Written instruction: Show all lines from the data that include the word "dagen".

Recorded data
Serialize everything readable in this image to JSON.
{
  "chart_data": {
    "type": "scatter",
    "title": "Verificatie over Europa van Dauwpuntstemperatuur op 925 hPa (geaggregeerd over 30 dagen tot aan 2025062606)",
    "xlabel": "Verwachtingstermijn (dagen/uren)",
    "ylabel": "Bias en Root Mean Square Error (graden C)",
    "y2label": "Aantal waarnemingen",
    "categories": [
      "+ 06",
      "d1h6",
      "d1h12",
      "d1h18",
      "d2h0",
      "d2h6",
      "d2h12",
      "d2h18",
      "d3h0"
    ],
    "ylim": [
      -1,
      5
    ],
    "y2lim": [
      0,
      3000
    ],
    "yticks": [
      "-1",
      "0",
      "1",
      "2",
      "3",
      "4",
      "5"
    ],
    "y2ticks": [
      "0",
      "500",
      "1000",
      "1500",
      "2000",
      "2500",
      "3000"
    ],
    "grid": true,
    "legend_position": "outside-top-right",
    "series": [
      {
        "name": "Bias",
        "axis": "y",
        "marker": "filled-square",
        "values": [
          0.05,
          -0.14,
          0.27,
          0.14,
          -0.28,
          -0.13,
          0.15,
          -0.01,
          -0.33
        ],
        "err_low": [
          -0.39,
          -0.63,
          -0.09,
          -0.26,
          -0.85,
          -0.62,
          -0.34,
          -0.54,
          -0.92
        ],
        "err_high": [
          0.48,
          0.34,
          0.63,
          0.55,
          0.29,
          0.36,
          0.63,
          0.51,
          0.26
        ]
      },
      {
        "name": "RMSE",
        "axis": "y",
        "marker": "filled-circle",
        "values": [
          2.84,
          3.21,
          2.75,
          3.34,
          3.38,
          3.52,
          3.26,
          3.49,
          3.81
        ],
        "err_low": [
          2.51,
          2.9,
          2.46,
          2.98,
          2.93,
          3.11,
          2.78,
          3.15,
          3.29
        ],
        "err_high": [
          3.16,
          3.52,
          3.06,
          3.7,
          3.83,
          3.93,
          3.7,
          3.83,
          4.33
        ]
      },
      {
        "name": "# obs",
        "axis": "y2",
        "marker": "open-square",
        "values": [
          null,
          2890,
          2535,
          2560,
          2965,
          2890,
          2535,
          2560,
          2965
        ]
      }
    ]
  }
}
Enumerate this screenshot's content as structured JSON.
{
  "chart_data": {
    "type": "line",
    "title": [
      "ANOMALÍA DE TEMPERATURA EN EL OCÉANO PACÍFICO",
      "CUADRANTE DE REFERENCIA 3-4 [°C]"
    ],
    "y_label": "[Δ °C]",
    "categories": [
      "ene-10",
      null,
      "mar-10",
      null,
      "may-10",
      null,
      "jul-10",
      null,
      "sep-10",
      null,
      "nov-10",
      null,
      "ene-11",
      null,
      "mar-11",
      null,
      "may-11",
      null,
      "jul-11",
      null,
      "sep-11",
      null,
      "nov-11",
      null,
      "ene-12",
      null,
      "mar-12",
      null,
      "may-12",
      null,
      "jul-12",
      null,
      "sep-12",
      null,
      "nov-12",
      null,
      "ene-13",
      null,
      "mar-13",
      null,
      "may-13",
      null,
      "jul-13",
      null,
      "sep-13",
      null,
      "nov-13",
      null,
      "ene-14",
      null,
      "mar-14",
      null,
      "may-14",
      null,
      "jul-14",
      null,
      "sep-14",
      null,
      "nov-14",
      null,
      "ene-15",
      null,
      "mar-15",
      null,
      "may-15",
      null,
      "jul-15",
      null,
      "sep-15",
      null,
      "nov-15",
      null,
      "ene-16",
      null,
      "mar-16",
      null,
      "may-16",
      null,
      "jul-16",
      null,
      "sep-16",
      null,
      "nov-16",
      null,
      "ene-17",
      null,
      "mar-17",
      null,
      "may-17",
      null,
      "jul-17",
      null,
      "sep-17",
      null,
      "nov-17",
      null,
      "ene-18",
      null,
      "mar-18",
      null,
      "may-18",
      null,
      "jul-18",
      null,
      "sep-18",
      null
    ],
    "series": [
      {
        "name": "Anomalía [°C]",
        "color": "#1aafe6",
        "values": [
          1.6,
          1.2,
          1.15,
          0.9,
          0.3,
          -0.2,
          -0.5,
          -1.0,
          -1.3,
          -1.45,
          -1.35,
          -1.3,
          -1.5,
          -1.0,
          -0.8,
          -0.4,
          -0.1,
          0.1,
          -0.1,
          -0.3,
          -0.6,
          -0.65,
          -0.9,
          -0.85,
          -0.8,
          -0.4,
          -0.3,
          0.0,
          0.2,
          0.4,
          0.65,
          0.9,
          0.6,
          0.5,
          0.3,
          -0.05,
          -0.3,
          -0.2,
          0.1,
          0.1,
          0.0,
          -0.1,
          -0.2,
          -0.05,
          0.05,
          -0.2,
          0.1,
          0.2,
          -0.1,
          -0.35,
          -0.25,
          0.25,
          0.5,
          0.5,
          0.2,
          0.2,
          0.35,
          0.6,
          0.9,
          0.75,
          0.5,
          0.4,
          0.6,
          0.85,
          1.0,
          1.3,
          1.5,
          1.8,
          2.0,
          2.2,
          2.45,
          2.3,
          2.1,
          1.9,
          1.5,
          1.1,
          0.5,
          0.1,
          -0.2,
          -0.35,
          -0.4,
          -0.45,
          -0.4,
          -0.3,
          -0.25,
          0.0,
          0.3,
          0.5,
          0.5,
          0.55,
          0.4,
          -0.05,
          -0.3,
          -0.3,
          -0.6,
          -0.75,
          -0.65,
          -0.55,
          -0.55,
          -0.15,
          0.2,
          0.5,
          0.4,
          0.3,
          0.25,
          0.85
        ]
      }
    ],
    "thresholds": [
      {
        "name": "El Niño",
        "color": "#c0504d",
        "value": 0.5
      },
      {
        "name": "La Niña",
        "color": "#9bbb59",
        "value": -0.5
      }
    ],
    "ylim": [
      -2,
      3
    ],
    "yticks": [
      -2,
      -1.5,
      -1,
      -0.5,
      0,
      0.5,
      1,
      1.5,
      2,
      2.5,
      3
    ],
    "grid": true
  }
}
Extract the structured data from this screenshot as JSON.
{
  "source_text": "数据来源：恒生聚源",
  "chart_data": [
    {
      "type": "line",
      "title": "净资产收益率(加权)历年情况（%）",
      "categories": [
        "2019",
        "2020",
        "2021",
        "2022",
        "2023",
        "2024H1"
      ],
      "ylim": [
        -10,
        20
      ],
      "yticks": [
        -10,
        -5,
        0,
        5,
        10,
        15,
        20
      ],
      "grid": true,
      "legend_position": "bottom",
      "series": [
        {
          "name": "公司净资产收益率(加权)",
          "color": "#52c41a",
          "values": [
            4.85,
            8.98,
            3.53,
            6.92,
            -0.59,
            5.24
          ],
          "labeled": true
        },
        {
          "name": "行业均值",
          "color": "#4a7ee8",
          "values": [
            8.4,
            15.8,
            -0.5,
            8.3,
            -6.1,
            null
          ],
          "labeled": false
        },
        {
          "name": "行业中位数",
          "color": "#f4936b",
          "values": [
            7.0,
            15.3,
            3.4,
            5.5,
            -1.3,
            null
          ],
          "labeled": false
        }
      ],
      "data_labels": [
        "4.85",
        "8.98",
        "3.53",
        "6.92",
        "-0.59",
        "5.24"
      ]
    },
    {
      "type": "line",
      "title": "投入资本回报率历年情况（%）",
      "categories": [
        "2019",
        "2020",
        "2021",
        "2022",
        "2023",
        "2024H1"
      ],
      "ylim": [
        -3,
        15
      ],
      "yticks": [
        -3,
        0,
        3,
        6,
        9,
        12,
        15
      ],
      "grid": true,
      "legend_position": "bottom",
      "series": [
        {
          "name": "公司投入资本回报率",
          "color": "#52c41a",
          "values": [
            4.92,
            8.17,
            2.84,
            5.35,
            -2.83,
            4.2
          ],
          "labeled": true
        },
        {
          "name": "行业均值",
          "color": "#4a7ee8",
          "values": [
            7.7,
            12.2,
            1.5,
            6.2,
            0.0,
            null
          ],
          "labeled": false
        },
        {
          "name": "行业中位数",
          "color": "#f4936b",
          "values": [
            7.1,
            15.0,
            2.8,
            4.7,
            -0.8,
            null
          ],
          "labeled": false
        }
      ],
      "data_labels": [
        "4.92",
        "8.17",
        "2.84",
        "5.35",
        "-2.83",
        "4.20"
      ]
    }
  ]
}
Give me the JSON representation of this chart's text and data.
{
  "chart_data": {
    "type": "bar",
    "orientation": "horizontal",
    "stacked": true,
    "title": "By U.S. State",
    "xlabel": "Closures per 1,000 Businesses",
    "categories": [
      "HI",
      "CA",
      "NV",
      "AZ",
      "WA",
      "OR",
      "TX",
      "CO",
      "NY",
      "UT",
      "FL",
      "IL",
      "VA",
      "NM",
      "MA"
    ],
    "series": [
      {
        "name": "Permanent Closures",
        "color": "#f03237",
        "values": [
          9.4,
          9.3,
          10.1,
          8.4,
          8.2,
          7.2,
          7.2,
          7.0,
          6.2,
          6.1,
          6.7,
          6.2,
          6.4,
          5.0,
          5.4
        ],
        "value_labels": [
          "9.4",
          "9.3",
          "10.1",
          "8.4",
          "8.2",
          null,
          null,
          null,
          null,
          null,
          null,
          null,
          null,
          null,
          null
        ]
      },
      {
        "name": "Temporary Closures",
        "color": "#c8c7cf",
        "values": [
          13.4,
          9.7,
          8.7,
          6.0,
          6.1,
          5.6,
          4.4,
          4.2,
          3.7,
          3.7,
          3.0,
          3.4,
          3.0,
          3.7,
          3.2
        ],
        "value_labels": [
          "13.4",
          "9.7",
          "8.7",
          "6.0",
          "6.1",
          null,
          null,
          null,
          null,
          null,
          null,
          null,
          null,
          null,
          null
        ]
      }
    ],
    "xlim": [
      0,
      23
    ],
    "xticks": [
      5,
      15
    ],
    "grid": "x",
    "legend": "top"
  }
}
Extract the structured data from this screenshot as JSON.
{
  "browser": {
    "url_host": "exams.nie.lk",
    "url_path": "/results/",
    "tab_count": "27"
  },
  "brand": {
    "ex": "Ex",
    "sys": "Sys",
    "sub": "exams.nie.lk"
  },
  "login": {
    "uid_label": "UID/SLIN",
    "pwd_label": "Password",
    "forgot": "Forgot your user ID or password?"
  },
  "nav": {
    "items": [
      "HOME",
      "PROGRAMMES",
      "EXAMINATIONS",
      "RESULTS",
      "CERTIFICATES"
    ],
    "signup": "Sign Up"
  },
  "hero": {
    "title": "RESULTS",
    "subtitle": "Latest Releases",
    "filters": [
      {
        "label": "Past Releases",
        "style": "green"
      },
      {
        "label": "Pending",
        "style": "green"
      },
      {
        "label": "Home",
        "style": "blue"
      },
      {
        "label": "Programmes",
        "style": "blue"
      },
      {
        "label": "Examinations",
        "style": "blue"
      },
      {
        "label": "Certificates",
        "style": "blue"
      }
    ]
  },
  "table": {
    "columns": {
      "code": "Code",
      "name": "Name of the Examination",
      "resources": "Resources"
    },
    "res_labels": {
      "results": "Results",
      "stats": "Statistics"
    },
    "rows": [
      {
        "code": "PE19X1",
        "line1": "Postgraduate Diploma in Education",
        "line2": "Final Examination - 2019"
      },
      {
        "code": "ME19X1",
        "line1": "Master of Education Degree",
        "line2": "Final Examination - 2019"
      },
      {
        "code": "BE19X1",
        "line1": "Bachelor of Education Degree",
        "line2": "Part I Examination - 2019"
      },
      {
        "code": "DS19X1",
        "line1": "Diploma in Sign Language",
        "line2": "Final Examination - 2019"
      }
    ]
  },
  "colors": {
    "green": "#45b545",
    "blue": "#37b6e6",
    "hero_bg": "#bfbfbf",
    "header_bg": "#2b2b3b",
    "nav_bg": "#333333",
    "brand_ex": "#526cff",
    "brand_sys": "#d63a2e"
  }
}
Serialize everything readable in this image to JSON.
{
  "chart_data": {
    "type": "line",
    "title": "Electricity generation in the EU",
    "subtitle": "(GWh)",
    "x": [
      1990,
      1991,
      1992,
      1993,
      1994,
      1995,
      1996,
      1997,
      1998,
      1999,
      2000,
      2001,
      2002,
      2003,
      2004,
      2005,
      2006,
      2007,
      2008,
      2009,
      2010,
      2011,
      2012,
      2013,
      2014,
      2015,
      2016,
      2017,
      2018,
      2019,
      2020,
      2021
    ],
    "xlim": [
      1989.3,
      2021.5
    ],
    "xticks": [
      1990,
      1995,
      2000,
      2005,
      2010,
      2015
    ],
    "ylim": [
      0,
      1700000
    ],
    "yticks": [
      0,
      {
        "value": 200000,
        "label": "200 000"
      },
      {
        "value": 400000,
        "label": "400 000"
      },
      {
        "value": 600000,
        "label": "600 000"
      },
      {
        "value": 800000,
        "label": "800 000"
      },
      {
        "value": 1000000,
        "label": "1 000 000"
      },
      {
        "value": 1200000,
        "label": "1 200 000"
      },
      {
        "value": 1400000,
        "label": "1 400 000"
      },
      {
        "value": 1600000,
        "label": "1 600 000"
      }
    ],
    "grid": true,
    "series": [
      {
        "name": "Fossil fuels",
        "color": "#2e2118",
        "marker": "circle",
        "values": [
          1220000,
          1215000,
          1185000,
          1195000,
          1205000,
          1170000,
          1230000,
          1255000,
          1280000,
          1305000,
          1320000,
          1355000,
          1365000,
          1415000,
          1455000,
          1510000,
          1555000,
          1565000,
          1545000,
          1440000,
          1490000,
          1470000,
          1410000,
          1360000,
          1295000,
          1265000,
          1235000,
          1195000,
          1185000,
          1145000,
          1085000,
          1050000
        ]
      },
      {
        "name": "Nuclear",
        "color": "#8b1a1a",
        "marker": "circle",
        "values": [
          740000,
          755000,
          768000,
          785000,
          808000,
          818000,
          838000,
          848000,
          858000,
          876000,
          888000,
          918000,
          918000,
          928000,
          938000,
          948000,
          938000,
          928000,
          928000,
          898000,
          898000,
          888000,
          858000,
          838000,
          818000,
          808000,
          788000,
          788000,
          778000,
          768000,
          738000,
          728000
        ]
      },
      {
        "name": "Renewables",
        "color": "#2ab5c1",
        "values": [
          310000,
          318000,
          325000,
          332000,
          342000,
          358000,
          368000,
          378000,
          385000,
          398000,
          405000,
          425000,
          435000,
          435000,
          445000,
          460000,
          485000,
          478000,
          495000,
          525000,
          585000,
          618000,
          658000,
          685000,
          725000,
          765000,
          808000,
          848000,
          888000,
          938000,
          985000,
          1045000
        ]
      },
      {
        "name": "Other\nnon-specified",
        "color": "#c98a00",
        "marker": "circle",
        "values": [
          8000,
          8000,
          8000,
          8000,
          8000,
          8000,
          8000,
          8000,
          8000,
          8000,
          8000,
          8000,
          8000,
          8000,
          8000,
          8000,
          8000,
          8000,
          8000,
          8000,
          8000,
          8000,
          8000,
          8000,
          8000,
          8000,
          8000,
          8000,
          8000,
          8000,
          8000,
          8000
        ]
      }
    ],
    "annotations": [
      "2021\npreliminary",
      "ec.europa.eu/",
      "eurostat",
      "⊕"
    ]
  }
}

Output of the exercise:
    "title": "Verificatie over Europa van Dauwpuntstemperatuur op 925 hPa (geaggregeerd over 30 dagen tot aan 2025062606)",
    "xlabel": "Verwachtingstermijn (dagen/uren)",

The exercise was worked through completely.